Copy each line exactly. Leave nothing out.

[Material]

════════

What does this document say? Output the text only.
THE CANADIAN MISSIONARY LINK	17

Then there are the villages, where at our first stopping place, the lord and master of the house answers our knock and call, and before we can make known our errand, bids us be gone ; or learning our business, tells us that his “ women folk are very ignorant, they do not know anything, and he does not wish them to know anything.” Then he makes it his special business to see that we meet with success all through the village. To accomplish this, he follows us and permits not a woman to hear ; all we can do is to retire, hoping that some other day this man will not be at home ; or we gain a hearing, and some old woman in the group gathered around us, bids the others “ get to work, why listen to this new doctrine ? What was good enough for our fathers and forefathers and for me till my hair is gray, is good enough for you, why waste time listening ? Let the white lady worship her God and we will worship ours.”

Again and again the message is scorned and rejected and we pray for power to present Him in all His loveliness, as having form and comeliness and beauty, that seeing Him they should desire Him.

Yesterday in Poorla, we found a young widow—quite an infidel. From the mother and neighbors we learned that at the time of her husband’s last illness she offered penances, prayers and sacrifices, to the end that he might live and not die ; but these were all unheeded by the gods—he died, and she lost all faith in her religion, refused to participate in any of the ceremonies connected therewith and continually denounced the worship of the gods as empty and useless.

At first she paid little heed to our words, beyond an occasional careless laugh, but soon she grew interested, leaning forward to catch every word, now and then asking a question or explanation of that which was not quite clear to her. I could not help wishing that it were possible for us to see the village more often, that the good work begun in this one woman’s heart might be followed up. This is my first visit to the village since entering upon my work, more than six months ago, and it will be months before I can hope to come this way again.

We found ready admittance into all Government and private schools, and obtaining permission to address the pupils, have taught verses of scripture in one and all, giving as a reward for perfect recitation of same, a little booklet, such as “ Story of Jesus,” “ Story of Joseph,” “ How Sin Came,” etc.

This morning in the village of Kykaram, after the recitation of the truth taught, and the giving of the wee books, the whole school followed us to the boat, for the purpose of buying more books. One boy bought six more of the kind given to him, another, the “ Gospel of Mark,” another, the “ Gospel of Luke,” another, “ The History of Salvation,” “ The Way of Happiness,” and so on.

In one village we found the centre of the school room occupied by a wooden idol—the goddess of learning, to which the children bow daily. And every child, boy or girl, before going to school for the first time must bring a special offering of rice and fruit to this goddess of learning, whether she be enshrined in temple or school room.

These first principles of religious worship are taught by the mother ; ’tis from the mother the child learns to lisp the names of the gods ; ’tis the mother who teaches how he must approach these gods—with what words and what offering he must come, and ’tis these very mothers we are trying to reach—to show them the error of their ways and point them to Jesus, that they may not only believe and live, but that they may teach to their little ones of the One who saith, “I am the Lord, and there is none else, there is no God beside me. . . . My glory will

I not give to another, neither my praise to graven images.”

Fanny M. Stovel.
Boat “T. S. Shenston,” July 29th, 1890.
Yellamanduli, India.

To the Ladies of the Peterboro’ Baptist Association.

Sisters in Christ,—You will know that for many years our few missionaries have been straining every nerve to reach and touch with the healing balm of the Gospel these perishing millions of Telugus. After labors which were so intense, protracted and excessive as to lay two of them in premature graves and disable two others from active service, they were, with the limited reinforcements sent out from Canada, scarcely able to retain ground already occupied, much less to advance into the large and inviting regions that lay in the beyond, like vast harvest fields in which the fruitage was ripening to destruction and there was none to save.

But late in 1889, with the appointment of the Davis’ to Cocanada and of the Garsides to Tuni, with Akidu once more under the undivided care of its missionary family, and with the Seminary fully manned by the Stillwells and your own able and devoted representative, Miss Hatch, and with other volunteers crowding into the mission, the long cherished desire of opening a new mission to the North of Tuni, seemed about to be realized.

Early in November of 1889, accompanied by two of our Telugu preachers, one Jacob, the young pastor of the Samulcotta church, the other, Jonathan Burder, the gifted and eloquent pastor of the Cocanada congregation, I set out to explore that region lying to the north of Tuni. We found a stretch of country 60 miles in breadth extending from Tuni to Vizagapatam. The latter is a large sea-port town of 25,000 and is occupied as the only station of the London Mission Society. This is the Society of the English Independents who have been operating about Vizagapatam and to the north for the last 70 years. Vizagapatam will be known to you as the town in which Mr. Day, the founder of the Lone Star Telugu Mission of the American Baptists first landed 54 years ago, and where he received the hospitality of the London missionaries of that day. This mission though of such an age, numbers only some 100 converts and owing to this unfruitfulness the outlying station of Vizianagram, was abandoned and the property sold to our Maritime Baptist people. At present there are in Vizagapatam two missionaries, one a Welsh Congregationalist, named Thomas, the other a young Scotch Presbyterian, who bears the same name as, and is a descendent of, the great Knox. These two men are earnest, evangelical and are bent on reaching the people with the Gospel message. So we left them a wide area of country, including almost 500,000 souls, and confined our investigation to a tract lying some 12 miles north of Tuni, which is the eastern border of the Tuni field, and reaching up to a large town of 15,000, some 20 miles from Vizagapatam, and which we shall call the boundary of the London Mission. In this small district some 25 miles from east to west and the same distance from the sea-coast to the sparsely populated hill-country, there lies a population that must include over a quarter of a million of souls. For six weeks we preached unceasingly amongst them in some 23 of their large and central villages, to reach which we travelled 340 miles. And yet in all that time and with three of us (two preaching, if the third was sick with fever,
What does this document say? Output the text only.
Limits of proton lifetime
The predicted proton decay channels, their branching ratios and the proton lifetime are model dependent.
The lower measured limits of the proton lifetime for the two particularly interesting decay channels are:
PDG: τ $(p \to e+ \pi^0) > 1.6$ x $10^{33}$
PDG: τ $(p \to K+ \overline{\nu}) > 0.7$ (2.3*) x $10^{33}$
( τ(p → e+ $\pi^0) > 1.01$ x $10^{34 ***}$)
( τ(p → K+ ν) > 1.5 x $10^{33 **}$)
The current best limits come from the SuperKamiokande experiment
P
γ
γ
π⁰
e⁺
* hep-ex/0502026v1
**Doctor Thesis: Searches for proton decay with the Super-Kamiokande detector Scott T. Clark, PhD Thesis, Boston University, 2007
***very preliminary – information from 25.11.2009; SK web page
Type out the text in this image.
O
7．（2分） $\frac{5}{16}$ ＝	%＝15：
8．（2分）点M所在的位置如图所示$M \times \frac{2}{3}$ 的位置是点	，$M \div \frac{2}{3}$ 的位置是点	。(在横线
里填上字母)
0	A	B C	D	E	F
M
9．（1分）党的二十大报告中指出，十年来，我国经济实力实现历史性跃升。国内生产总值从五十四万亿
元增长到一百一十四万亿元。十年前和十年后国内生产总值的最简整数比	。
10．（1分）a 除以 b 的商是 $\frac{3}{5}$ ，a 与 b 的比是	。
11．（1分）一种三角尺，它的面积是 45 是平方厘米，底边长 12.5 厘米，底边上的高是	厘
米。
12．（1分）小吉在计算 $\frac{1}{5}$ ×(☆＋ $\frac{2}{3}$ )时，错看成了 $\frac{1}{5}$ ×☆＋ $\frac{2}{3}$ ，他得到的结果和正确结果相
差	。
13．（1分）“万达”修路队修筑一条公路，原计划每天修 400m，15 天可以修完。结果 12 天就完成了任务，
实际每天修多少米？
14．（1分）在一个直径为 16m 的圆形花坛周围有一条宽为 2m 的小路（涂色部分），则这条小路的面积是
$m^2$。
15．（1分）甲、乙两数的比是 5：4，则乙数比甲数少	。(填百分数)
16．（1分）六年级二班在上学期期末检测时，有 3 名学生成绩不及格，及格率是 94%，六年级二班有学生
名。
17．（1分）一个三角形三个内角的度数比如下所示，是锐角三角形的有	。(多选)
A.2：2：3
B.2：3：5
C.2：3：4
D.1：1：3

════════

[The answer]
What does this document say? Output the text only.
THE CANADIAN MISSIONARY LINK	17

Then there are the villages, where at our first stopping place, the lord and master of the house answers our knock and call, and before we can make known our errand, bids us be gone ; or learning our business, tells us that his “ women folk are very ignorant, they do not know anything, and he does not wish them to know anything.” Then he makes it his special business to see that we meet with success all through the village. To accomplish this, he follows us and permits not a woman to hear ; all we can do is to retire, hoping that some other day this man will not be at home ; or we gain a hearing, and some old woman in the group gathered around us, bids the others “ get to work, why listen to this new doctrine ? What was good enough for our fathers and forefathers and for me till my hair is gray, is good enough for you, why waste time listening ? Let the white lady worship her God and we will worship ours.”

Again and again the message is scorned and rejected and we pray for power to present Him in all His loveliness, as having form and comeliness and beauty, that seeing Him they should desire Him.

Yesterday in Poorla, we found a young widow—quite an infidel. From the mother and neighbors we learned that at the time of her husband’s last illness she offered penances, prayers and sacrifices, to the end that he might live and not die ; but these were all unheeded by the gods—he died, and she lost all faith in her religion, refused to participate in any of the ceremonies connected therewith and continually denounced the worship of the gods as empty and useless.

At first she paid little heed to our words, beyond an occasional careless laugh, but soon she grew interested, leaning forward to catch every word, now and then asking a question or explanation of that which was not quite clear to her. I could not help wishing that it were possible for us to see the village more often, that the good work begun in this one woman’s heart might be followed up. This is my first visit to the village since entering upon my work, more than six months ago, and it will be months before I can hope to come this way again.

We found ready admittance into all Government and private schools, and obtaining permission to address the pupils, have taught verses of scripture in one and all, giving as a reward for perfect recitation of same, a little booklet, such as “ Story of Jesus,” “ Story of Joseph,” “ How Sin Came,” etc.

This morning in the village of Kykaram, after the recitation of the truth taught, and the giving of the wee books, the whole school followed us to the boat, for the purpose of buying more books. One boy bought six more of the kind given to him, another, the “ Gospel of Mark,” another, the “ Gospel of Luke,” another, “ The History of Salvation,” “ The Way of Happiness,” and so on.

In one village we found the centre of the school room occupied by a wooden idol—the goddess of learning, to which the children bow daily. And every child, boy or girl, before going to school for the first time must bring a special offering of rice and fruit to this goddess of learning, whether she be enshrined in temple or school room.

These first principles of religious worship are taught by the mother ; ’tis from the mother the child learns to lisp the names of the gods ; ’tis the mother who teaches how he must approach these gods—with what words and what offering he must come, and ’tis these very mothers we are trying to reach—to show them the error of their ways and point them to Jesus, that they may not only believe and live, but that they may teach to their little ones of the One who saith, “I am the Lord, and there is none else, there is no God beside me. . . . My glory will

I not give to another, neither my praise to graven images.”

Fanny M. Stovel.
Boat “T. S. Shenston,” July 29th, 1890.
Yellamanduli, India.

To the Ladies of the Peterboro’ Baptist Association.

Sisters in Christ,—You will know that for many years our few missionaries have been straining every nerve to reach and touch with the healing balm of the Gospel these perishing millions of Telugus. After labors which were so intense, protracted and excessive as to lay two of them in premature graves and disable two others from active service, they were, with the limited reinforcements sent out from Canada, scarcely able to retain ground already occupied, much less to advance into the large and inviting regions that lay in the beyond, like vast harvest fields in which the fruitage was ripening to destruction and there was none to save.

But late in 1889, with the appointment of the Davis’ to Cocanada and of the Garsides to Tuni, with Akidu once more under the undivided care of its missionary family, and with the Seminary fully manned by the Stillwells and your own able and devoted representative, Miss Hatch, and with other volunteers crowding into the mission, the long cherished desire of opening a new mission to the North of Tuni, seemed about to be realized.

Early in November of 1889, accompanied by two of our Telugu preachers, one Jacob, the young pastor of the Samulcotta church, the other, Jonathan Burder, the gifted and eloquent pastor of the Cocanada congregation, I set out to explore that region lying to the north of Tuni. We found a stretch of country 60 miles in breadth extending from Tuni to Vizagapatam. The latter is a large sea-port town of 25,000 and is occupied as the only station of the London Mission Society. This is the Society of the English Independents who have been operating about Vizagapatam and to the north for the last 70 years. Vizagapatam will be known to you as the town in which Mr. Day, the founder of the Lone Star Telugu Mission of the American Baptists first landed 54 years ago, and where he received the hospitality of the London missionaries of that day. This mission though of such an age, numbers only some 100 converts and owing to this unfruitfulness the outlying station of Vizianagram, was abandoned and the property sold to our Maritime Baptist people. At present there are in Vizagapatam two missionaries, one a Welsh Congregationalist, named Thomas, the other a young Scotch Presbyterian, who bears the same name as, and is a descendent of, the great Knox. These two men are earnest, evangelical and are bent on reaching the people with the Gospel message. So we left them a wide area of country, including almost 500,000 souls, and confined our investigation to a tract lying some 12 miles north of Tuni, which is the eastern border of the Tuni field, and reaching up to a large town of 15,000, some 20 miles from Vizagapatam, and which we shall call the boundary of the London Mission. In this small district some 25 miles from east to west and the same distance from the sea-coast to the sparsely populated hill-country, there lies a population that must include over a quarter of a million of souls. For six weeks we preached unceasingly amongst them in some 23 of their large and central villages, to reach which we travelled 340 miles. And yet in all that time and with three of us (two preaching, if the third was sick with fever,
What does this document say? Output the text only.
Limits of proton lifetime
The predicted proton decay channels, their branching ratios and the proton lifetime are model dependent.
The lower measured limits of the proton lifetime for the two particularly interesting decay channels are:
PDG: τ $(p \to e+ \pi^0) > 1.6$ x $10^{33}$
PDG: τ $(p \to K+ \overline{\nu}) > 0.7$ (2.3*) x $10^{33}$
( τ(p → e+ $\pi^0) > 1.01$ x $10^{34 ***}$)
( τ(p → K+ ν) > 1.5 x $10^{33 **}$)
The current best limits come from the SuperKamiokande experiment
P
γ
γ
π⁰
e⁺
* hep-ex/0502026v1
**Doctor Thesis: Searches for proton decay with the Super-Kamiokande detector Scott T. Clark, PhD Thesis, Boston University, 2007
***very preliminary – information from 25.11.2009; SK web page
Type out the text in this image.
O
7．（2分） $\frac{5}{16}$ ＝	%＝15：
8．（2分）点M所在的位置如图所示$M \times \frac{2}{3}$ 的位置是点	，$M \div \frac{2}{3}$ 的位置是点	。(在横线
里填上字母)
0	A	B C	D	E	F
M
9．（1分）党的二十大报告中指出，十年来，我国经济实力实现历史性跃升。国内生产总值从五十四万亿
元增长到一百一十四万亿元。十年前和十年后国内生产总值的最简整数比	。
10．（1分）a 除以 b 的商是 $\frac{3}{5}$ ，a 与 b 的比是	。
11．（1分）一种三角尺，它的面积是 45 是平方厘米，底边长 12.5 厘米，底边上的高是	厘
米。
12．（1分）小吉在计算 $\frac{1}{5}$ ×(☆＋ $\frac{2}{3}$ )时，错看成了 $\frac{1}{5}$ ×☆＋ $\frac{2}{3}$ ，他得到的结果和正确结果相
差	。
13．（1分）“万达”修路队修筑一条公路，原计划每天修 400m，15 天可以修完。结果 12 天就完成了任务，
实际每天修多少米？
14．（1分）在一个直径为 16m 的圆形花坛周围有一条宽为 2m 的小路（涂色部分），则这条小路的面积是
$m^2$。
15．（1分）甲、乙两数的比是 5：4，则乙数比甲数少	。(填百分数)
16．（1分）六年级二班在上学期期末检测时，有 3 名学生成绩不及格，及格率是 94%，六年级二班有学生
名。
17．（1分）一个三角形三个内角的度数比如下所示，是锐角三角形的有	。(多选)
A.2：2：3
B.2：3：5
C.2：3：4
D.1：1：3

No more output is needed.